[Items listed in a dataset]
-----

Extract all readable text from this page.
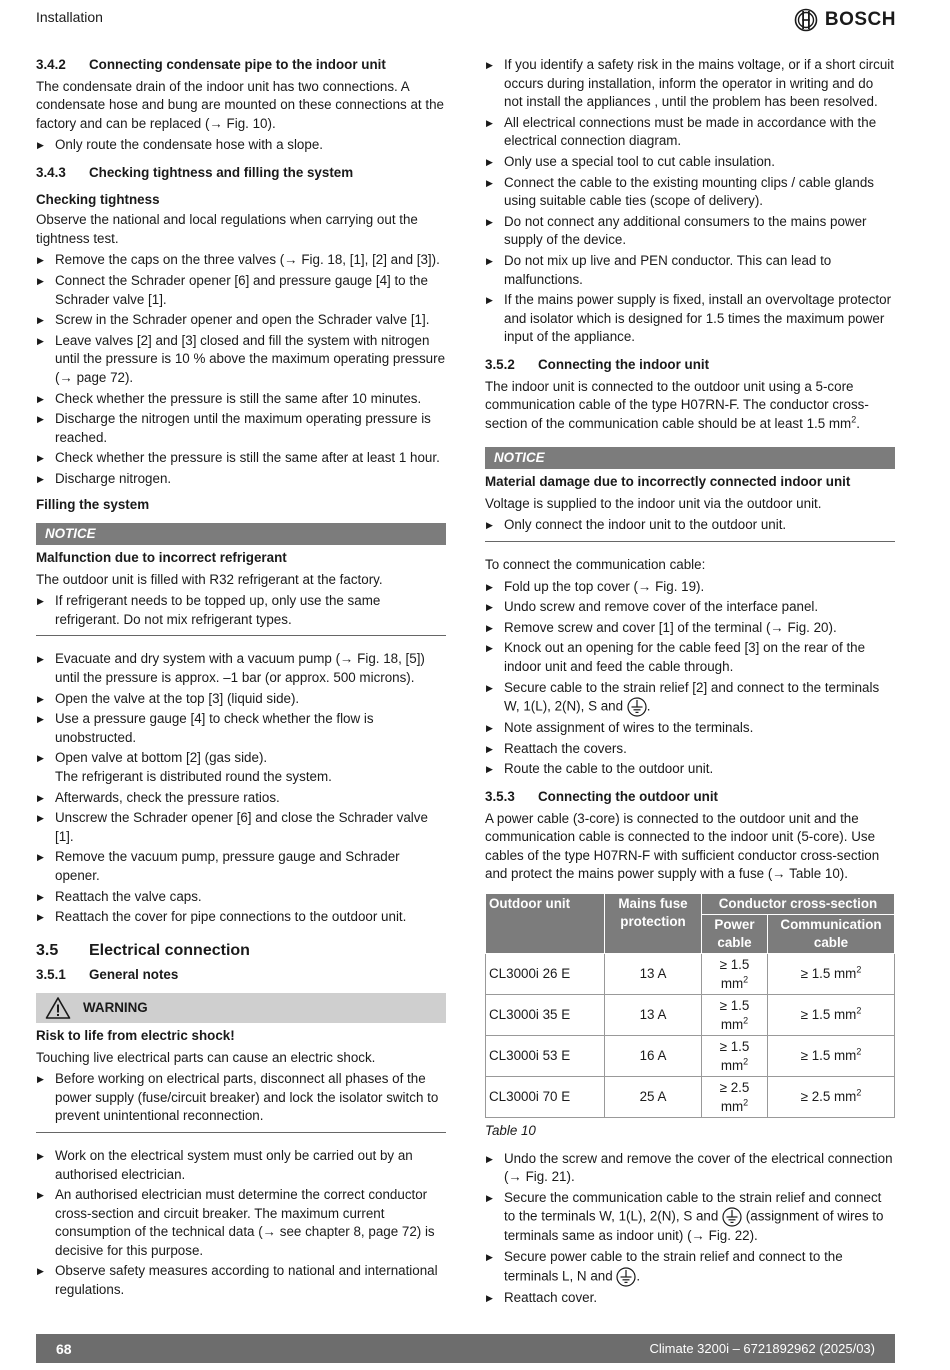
Installation	BOSCH
3.4.2	Connecting condensate pipe to the indoor unit

The condensate drain of the indoor unit has two connections. A condensate hose and bung are mounted on these connections at the factory and can be replaced (→ Fig. 10).

▶ Only route the condensate hose with a slope.
3.4.3	Checking tightness and filling the system
Checking tightness

Observe the national and local regulations when carrying out the tightness test.

▶ Remove the caps on the three valves (→ Fig. 18, [1], [2] and [3]).
▶ Connect the Schrader opener [6] and pressure gauge [4] to the Schrader valve [1].
▶ Screw in the Schrader opener and open the Schrader valve [1].
▶ Leave valves [2] and [3] closed and fill the system with nitrogen until the pressure is 10 % above the maximum operating pressure (→ page 72).
▶ Check whether the pressure is still the same after 10 minutes.
▶ Discharge the nitrogen until the maximum operating pressure is reached.
▶ Check whether the pressure is still the same after at least 1 hour.
▶ Discharge nitrogen.
Filling the system
NOTICE
Malfunction due to incorrect refrigerant

The outdoor unit is filled with R32 refrigerant at the factory.

▶ If refrigerant needs to be topped up, only use the same refrigerant. Do not mix refrigerant types.
▶ Evacuate and dry system with a vacuum pump (→ Fig. 18, [5]) until the pressure is approx. –1 bar (or approx. 500 microns).
▶ Open the valve at the top [3] (liquid side).
▶ Use a pressure gauge [4] to check whether the flow is unobstructed.
▶ Open valve at bottom [2] (gas side).
The refrigerant is distributed round the system.
▶ Afterwards, check the pressure ratios.
▶ Unscrew the Schrader opener [6] and close the Schrader valve [1].
▶ Remove the vacuum pump, pressure gauge and Schrader opener.
▶ Reattach the valve caps.
▶ Reattach the cover for pipe connections to the outdoor unit.
3.5	Electrical connection
3.5.1	General notes
WARNING
Risk to life from electric shock!

Touching live electrical parts can cause an electric shock.

▶ Before working on electrical parts, disconnect all phases of the power supply (fuse/circuit breaker) and lock the isolator switch to prevent unintentional reconnection.
▶ Work on the electrical system must only be carried out by an authorised electrician.
▶ An authorised electrician must determine the correct conductor cross-section and circuit breaker. The maximum current consumption of the technical data (→ see chapter 8, page 72) is decisive for this purpose.
▶ Observe safety measures according to national and international regulations.
▶ If you identify a safety risk in the mains voltage, or if a short circuit occurs during installation, inform the operator in writing and do not install the appliances , until the problem has been resolved.
▶ All electrical connections must be made in accordance with the electrical connection diagram.
▶ Only use a special tool to cut cable insulation.
▶ Connect the cable to the existing mounting clips / cable glands using suitable cable ties (scope of delivery).
▶ Do not connect any additional consumers to the mains power supply of the device.
▶ Do not mix up live and PEN conductor. This can lead to malfunctions.
▶ If the mains power supply is fixed, install an overvoltage protector and isolator which is designed for 1.5 times the maximum power input of the appliance.
3.5.2	Connecting the indoor unit

The indoor unit is connected to the outdoor unit using a 5-core communication cable of the type H07RN-F. The conductor cross-section of the communication cable should be at least 1.5 $mm^2$.

NOTICE
Material damage due to incorrectly connected indoor unit

Voltage is supplied to the indoor unit via the outdoor unit.

▶ Only connect the indoor unit to the outdoor unit.

To connect the communication cable:

▶ Fold up the top cover (→ Fig. 19).
▶ Undo screw and remove cover of the interface panel.
▶ Remove screw and cover [1] of the terminal (→ Fig. 20).
▶ Knock out an opening for the cable feed [3] on the rear of the indoor unit and feed the cable through.
▶ Secure cable to the strain relief [2] and connect to the terminals W, 1(L), 2(N), S and .
▶ Note assignment of wires to the terminals.
▶ Reattach the covers.
▶ Route the cable to the outdoor unit.
3.5.3	Connecting the outdoor unit

A power cable (3-core) is connected to the outdoor unit and the communication cable is connected to the indoor unit (5-core). Use cables of the type H07RN-F with sufficient conductor cross-section and protect the mains power supply with a fuse (→ Table 10).

Outdoor unit	Mains fuse protection	Conductor cross-section	
		Power cable	Communication cable
CL3000i 26 E	13 A	≥ 1.5 $mm^2$	≥ 1.5 $mm^2$
CL3000i 35 E	13 A	≥ 1.5 $mm^2$	≥ 1.5 $mm^2$
CL3000i 53 E	16 A	≥ 1.5 $mm^2$	≥ 1.5 $mm^2$
CL3000i 70 E	25 A	≥ 2.5 $mm^2$	≥ 2.5 $mm^2$
Table 10
▶ Undo the screw and remove the cover of the electrical connection (→ Fig. 21).
▶ Secure the communication cable to the strain relief and connect to the terminals W, 1(L), 2(N), S and  (assignment of wires to terminals same as indoor unit) (→ Fig. 22).
▶ Secure power cable to the strain relief and connect to the terminals L, N and .
▶ Reattach cover.
68	Climate 3200i – 6721892962 (2025/03)
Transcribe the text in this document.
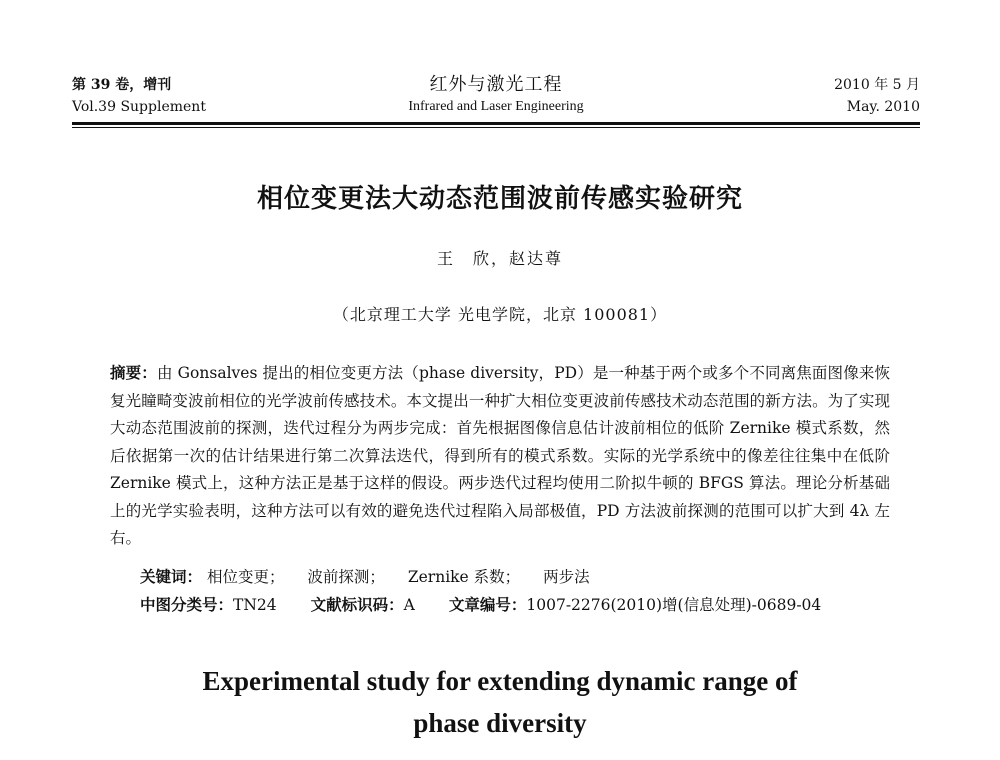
第 39 卷，增刊
Vol.39 Supplement
红外与激光工程
Infrared and Laser Engineering
2010 年 5 月
May. 2010
相位变更法大动态范围波前传感实验研究
王　欣，赵达尊
（北京理工大学 光电学院，北京 100081）
摘要：由 Gonsalves 提出的相位变更方法（phase diversity，PD）是一种基于两个或多个不同离焦面图像来恢复光瞳畸变波前相位的光学波前传感技术。本文提出一种扩大相位变更波前传感技术动态范围的新方法。为了实现大动态范围波前的探测，迭代过程分为两步完成：首先根据图像信息估计波前相位的低阶 Zernike 模式系数，然后依据第一次的估计结果进行第二次算法迭代，得到所有的模式系数。实际的光学系统中的像差往往集中在低阶 Zernike 模式上，这种方法正是基于这样的假设。两步迭代过程均使用二阶拟牛顿的 BFGS 算法。理论分析基础上的光学实验表明，这种方法可以有效的避免迭代过程陷入局部极值，PD 方法波前探测的范围可以扩大到 4λ 左右。
关键词： 相位变更； 波前探测； Zernike 系数； 两步法
中图分类号：TN24 文献标识码：A 文章编号：1007-2276(2010)增(信息处理)-0689-04
Experimental study for extending dynamic range of
phase diversity
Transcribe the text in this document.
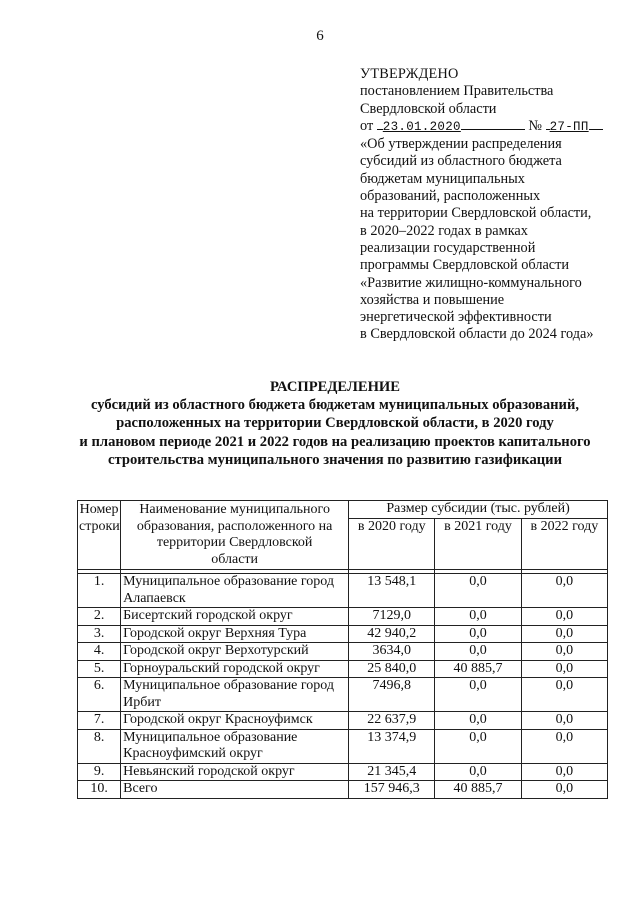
6
УТВЕРЖДЕНО
постановлением Правительства
Свердловской области
от 23.01.2020	№ 27-ПП
«Об утверждении распределения
субсидий из областного бюджета
бюджетам муниципальных
образований, расположенных
на территории Свердловской области,
в 2020–2022 годах в рамках
реализации государственной
программы Свердловской области
«Развитие жилищно-коммунального
хозяйства и повышение
энергетической эффективности
в Свердловской области до 2024 года»
РАСПРЕДЕЛЕНИЕ
субсидий из областного бюджета бюджетам муниципальных образований,
расположенных на территории Свердловской области, в 2020 году
и плановом периоде 2021 и 2022 годов на реализацию проектов капитального
строительства муниципального значения по развитию газификации
Номер строки	Наименование муниципального образования, расположенного на территории Свердловской области	Размер субсидии (тыс. рублей)		
		в 2020 году	в 2021 году	в 2022 году

1.	Муниципальное образование город Алапаевск	13 548,1	0,0	0,0
2.	Бисертский городской округ	7129,0	0,0	0,0
3.	Городской округ Верхняя Тура	42 940,2	0,0	0,0
4.	Городской округ Верхотурский	3634,0	0,0	0,0
5.	Горноуральский городской округ	25 840,0	40 885,7	0,0
6.	Муниципальное образование город Ирбит	7496,8	0,0	0,0
7.	Городской округ Красноуфимск	22 637,9	0,0	0,0
8.	Муниципальное образование Красноуфимский округ	13 374,9	0,0	0,0
9.	Невьянский городской округ	21 345,4	0,0	0,0
10.	Всего	157 946,3	40 885,7	0,0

-----

■ Given instruction ■
Identify every line where the string "shock" appears.

■ Response ■
Risk to life from electric shock!
Touching live electrical parts can cause an electric shock.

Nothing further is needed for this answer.